[AIM OF THE EXERCISE]: Pull every line holding the string "this" from the records below.

-------- RECORDED INFORMATION

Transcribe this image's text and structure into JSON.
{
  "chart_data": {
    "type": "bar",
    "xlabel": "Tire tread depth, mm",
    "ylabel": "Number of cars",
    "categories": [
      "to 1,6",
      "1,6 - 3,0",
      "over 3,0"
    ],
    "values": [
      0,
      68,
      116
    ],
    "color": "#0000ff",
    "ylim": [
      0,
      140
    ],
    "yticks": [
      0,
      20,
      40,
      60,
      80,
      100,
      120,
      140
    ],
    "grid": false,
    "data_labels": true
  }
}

----------------
-------- RECORDED INFORMATION

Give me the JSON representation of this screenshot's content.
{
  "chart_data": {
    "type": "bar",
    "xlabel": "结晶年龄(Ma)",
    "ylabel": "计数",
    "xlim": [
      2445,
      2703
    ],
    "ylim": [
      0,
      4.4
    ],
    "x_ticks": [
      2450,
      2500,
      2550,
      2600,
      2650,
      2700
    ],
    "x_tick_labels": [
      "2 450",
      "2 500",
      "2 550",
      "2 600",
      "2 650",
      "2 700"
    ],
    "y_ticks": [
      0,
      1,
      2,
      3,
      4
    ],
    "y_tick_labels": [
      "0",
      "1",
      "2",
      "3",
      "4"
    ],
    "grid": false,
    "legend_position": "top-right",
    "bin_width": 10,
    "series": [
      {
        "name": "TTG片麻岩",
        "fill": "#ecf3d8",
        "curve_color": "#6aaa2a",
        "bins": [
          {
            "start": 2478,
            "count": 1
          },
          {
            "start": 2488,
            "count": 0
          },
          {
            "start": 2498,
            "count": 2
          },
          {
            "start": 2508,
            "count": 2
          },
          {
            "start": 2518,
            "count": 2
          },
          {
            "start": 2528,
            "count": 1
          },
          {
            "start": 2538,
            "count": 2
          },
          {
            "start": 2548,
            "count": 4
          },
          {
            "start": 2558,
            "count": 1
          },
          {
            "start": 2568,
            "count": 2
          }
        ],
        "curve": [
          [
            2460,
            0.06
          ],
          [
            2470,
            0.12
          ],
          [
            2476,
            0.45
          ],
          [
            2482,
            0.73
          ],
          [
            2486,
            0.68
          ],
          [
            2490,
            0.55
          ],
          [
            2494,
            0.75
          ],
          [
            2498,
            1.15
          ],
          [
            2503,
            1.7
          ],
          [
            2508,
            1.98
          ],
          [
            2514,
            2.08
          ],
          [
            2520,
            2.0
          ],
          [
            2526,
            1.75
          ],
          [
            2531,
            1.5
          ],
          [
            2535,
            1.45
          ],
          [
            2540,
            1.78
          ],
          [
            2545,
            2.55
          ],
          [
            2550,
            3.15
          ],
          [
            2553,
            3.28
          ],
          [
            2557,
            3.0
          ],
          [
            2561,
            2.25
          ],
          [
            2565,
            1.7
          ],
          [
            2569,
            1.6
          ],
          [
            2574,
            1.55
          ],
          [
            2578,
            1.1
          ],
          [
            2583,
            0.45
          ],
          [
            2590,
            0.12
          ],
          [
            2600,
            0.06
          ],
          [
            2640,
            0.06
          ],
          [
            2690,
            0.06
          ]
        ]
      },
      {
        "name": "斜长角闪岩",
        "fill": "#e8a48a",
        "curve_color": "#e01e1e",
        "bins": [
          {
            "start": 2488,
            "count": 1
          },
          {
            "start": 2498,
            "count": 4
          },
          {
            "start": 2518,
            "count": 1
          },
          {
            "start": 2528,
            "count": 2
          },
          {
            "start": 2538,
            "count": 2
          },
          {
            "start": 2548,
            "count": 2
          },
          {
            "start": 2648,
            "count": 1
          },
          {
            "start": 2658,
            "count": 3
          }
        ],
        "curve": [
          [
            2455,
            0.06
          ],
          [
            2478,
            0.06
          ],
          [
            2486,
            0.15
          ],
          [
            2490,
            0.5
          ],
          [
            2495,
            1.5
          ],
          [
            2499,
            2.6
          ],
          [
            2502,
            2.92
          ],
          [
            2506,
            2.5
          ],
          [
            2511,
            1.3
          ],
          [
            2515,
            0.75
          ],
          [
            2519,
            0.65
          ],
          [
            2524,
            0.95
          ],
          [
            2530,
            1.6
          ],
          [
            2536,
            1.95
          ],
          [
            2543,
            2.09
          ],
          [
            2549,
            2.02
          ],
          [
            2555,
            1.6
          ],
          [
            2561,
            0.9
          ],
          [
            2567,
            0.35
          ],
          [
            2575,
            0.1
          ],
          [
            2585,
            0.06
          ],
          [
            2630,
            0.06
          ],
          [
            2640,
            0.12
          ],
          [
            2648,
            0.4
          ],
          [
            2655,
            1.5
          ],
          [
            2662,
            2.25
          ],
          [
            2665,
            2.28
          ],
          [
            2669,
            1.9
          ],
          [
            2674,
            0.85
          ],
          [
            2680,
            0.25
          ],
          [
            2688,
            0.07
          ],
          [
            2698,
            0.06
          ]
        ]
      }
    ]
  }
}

----------------

[TASK ANSWER]:
Transcribe this image's text and structure into JSON.
Give me the JSON representation of this screenshot's content.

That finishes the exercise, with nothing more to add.